Identify each line below containing the string "JSON" and copy it.

--- START ---

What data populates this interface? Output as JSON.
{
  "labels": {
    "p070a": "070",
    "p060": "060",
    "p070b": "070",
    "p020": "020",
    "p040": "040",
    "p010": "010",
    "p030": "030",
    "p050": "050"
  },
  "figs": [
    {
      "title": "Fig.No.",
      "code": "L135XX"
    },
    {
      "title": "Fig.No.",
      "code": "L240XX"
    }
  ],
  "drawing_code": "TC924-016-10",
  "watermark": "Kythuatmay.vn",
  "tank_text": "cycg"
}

--- END ---
--- START ---

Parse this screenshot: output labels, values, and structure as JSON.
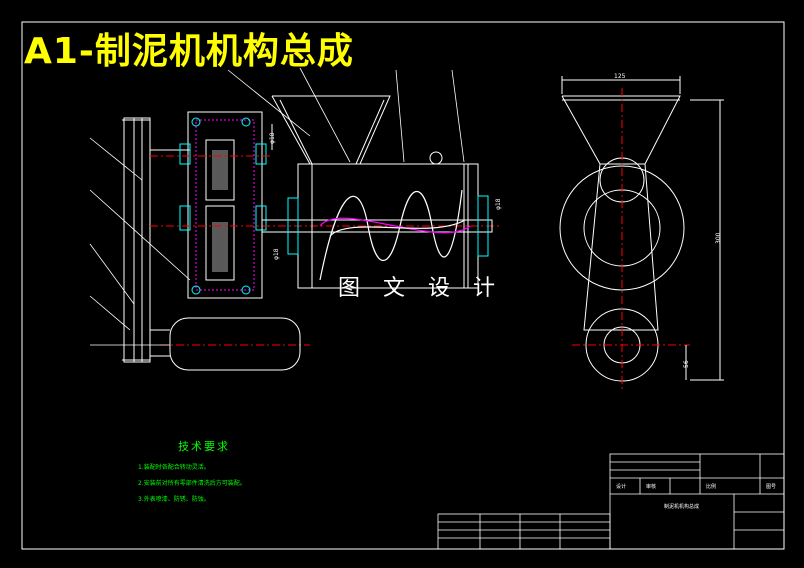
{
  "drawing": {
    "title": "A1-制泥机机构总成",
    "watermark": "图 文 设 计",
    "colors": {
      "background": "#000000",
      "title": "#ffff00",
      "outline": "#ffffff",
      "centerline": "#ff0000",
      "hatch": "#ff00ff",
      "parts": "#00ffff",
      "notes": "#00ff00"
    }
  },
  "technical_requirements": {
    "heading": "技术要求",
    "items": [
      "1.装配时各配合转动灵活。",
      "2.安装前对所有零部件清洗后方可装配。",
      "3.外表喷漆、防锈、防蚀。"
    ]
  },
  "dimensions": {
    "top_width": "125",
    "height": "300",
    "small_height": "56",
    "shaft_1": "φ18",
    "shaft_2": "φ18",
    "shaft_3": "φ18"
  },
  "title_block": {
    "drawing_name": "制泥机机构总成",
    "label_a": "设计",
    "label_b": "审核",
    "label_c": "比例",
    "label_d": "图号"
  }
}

--- END ---

RESULT OF THIS TASK:
What data populates this interface? Output as JSON.
Parse this screenshot: output labels, values, and structure as JSON.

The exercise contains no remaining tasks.